Suppose you do something long enough, in my case, fly-fishing; sooner or later, you consider yourself an expert — not only in the activity itself but in all things connected with it. The connection may appear tenuous at best to the general public, but the expert sees the direct correlation. I, for instance, consider good food, especially a wholesome breakfast after a long morning on the water, as an integral part of the fishing experience. Also, as it so happens, breakfast is my favorite meal of the day. The conclusion is obvious; I must be one of the world’s leading experts on breakfast.
Given this inescapable fact, I am sure the general readership of this fine publication can hardly believe its luck that I am willing to part with my invaluable insight into the most enticing breakfast option on the menu — pancakes. Here in the South, we are passionate about our stacks. In terms of our affection, they rank somewhere between barbecue ribs and cocktails.
- - - -
TASKS TO PERFORM:
a - Reproduce, word for word, the part of the breakfast essay starting at "Suppose you do" and ending at "experts on breakfast.".
b - Transcribe the dataset entries verbatim, starting at the first line of the entries and ending at the line that contains "import-icon [1842,39,1874,73]".

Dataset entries
- - - -
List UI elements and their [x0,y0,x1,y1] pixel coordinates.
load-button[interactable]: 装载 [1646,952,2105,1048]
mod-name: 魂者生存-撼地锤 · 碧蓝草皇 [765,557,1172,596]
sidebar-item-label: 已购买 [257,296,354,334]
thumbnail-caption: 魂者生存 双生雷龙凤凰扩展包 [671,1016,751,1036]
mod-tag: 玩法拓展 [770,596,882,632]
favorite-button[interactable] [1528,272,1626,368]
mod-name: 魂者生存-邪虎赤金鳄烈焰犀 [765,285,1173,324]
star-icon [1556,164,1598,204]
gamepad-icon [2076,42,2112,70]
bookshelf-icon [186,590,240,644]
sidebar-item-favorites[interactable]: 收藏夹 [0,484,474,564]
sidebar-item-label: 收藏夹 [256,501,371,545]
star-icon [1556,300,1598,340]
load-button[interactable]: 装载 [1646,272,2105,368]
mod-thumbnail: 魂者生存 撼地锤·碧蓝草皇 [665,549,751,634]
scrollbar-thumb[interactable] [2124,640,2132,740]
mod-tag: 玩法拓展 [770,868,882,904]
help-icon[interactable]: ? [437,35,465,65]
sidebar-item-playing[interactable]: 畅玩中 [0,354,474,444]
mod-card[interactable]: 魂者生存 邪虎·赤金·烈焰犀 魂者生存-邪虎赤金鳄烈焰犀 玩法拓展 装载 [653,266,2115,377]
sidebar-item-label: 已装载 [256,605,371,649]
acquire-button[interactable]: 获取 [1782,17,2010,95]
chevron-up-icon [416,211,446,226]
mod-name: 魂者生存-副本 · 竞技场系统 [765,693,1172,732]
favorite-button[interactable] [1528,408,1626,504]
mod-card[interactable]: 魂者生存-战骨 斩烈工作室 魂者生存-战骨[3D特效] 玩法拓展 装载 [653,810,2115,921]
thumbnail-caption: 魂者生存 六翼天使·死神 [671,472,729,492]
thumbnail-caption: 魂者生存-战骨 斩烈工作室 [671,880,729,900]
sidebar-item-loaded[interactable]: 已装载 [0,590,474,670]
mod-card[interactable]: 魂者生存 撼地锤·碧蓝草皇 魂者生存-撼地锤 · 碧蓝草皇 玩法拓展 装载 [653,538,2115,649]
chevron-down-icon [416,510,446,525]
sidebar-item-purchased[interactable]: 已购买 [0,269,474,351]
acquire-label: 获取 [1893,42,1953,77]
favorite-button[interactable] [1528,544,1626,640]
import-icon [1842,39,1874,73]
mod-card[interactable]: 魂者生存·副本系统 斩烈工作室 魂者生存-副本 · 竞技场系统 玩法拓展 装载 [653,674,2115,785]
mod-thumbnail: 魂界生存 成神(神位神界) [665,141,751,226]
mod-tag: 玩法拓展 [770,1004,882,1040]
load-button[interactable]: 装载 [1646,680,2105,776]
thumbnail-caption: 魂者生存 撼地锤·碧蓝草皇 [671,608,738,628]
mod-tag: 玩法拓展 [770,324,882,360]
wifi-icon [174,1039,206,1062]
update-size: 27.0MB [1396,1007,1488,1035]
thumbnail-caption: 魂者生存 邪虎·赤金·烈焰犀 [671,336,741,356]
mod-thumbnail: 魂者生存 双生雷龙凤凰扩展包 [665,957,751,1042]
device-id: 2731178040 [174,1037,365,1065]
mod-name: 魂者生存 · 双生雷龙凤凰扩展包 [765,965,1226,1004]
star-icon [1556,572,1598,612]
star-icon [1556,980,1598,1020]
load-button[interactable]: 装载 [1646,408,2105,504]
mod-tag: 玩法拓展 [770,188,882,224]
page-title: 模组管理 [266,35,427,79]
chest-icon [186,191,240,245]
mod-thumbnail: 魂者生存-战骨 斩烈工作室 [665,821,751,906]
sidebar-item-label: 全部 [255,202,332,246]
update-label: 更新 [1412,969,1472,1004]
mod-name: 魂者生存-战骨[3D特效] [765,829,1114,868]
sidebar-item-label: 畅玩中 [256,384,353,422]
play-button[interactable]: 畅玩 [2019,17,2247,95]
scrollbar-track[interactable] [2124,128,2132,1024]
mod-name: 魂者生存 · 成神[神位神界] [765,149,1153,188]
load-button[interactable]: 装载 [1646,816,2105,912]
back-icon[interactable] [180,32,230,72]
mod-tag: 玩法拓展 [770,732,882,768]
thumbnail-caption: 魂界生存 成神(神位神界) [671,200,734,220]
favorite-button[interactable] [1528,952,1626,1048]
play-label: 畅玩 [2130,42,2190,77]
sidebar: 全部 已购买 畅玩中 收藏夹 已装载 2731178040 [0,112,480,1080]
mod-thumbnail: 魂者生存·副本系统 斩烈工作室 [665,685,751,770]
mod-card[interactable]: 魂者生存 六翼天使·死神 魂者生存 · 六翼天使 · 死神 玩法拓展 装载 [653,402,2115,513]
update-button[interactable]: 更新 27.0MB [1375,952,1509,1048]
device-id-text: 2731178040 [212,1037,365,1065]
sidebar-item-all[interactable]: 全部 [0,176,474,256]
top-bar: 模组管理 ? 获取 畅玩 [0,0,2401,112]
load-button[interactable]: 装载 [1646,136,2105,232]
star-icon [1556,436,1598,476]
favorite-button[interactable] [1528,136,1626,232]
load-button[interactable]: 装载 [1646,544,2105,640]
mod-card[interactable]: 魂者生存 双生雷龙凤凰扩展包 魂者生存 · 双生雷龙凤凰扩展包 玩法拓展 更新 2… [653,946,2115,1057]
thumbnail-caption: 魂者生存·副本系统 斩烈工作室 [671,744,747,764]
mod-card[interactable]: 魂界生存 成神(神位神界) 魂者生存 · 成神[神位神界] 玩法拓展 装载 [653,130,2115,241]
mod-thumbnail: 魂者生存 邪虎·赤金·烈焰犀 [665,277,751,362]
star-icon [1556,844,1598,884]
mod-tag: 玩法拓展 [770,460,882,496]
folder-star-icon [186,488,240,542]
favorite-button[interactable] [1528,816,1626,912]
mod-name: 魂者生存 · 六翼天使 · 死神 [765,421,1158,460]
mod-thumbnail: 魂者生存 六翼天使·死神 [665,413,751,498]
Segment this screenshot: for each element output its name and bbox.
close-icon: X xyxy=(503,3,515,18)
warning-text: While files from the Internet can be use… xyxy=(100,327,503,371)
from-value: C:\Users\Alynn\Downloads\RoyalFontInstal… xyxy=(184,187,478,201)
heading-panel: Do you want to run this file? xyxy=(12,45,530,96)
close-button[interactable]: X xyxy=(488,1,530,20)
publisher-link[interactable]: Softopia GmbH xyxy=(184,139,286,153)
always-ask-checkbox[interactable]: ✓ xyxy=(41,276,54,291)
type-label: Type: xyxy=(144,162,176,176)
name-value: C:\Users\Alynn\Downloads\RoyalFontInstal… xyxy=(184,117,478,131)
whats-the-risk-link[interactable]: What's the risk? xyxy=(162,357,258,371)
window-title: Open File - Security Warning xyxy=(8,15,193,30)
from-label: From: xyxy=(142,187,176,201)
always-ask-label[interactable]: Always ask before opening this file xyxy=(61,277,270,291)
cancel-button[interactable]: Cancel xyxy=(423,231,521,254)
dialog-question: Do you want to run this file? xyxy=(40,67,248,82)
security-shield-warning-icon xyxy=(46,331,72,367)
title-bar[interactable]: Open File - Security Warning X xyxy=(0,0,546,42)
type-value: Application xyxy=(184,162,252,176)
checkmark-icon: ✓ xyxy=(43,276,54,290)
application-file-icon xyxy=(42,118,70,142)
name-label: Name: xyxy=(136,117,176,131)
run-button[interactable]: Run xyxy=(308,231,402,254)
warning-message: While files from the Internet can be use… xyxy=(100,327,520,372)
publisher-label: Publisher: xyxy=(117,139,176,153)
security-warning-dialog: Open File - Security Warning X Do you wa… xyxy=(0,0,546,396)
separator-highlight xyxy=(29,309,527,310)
- - - -
TASK-BY-TASK OUTPUTS:
a -
Suppose you do something long enough, in my case, fly-fishing; sooner or later, you consider yourself an expert — not only in the activity itself but in all things connected with it. The connection may appear tenuous at best to the general public, but the expert sees the direct correlation. I, for instance, consider good food, especially a wholesome breakfast after a long morning on the water, as an integral part of the fishing experience. Also, as it so happens, breakfast is my favorite meal of the day. The conclusion is obvious; I must be one of the world’s leading experts on breakfast.

b -
List UI elements and their [x0,y0,x1,y1] pixel coordinates.
load-button[interactable]: 装载 [1646,952,2105,1048]
mod-name: 魂者生存-撼地锤 · 碧蓝草皇 [765,557,1172,596]
sidebar-item-label: 已购买 [257,296,354,334]
thumbnail-caption: 魂者生存 双生雷龙凤凰扩展包 [671,1016,751,1036]
mod-tag: 玩法拓展 [770,596,882,632]
favorite-button[interactable] [1528,272,1626,368]
mod-name: 魂者生存-邪虎赤金鳄烈焰犀 [765,285,1173,324]
star-icon [1556,164,1598,204]
gamepad-icon [2076,42,2112,70]
bookshelf-icon [186,590,240,644]
sidebar-item-favorites[interactable]: 收藏夹 [0,484,474,564]
sidebar-item-label: 收藏夹 [256,501,371,545]
star-icon [1556,300,1598,340]
load-button[interactable]: 装载 [1646,272,2105,368]
mod-thumbnail: 魂者生存 撼地锤·碧蓝草皇 [665,549,751,634]
scrollbar-thumb[interactable] [2124,640,2132,740]
mod-tag: 玩法拓展 [770,868,882,904]
help-icon[interactable]: ? [437,35,465,65]
sidebar-item-playing[interactable]: 畅玩中 [0,354,474,444]
mod-card[interactable]: 魂者生存 邪虎·赤金·烈焰犀 魂者生存-邪虎赤金鳄烈焰犀 玩法拓展 装载 [653,266,2115,377]
sidebar-item-label: 已装载 [256,605,371,649]
acquire-button[interactable]: 获取 [1782,17,2010,95]
chevron-up-icon [416,211,446,226]
mod-name: 魂者生存-副本 · 竞技场系统 [765,693,1172,732]
favorite-button[interactable] [1528,408,1626,504]
mod-card[interactable]: 魂者生存-战骨 斩烈工作室 魂者生存-战骨[3D特效] 玩法拓展 装载 [653,810,2115,921]
thumbnail-caption: 魂者生存 六翼天使·死神 [671,472,729,492]
thumbnail-caption: 魂者生存-战骨 斩烈工作室 [671,880,729,900]
sidebar-item-loaded[interactable]: 已装载 [0,590,474,670]
mod-card[interactable]: 魂者生存 撼地锤·碧蓝草皇 魂者生存-撼地锤 · 碧蓝草皇 玩法拓展 装载 [653,538,2115,649]
chevron-down-icon [416,510,446,525]
sidebar-item-purchased[interactable]: 已购买 [0,269,474,351]
acquire-label: 获取 [1893,42,1953,77]
favorite-button[interactable] [1528,544,1626,640]
import-icon [1842,39,1874,73]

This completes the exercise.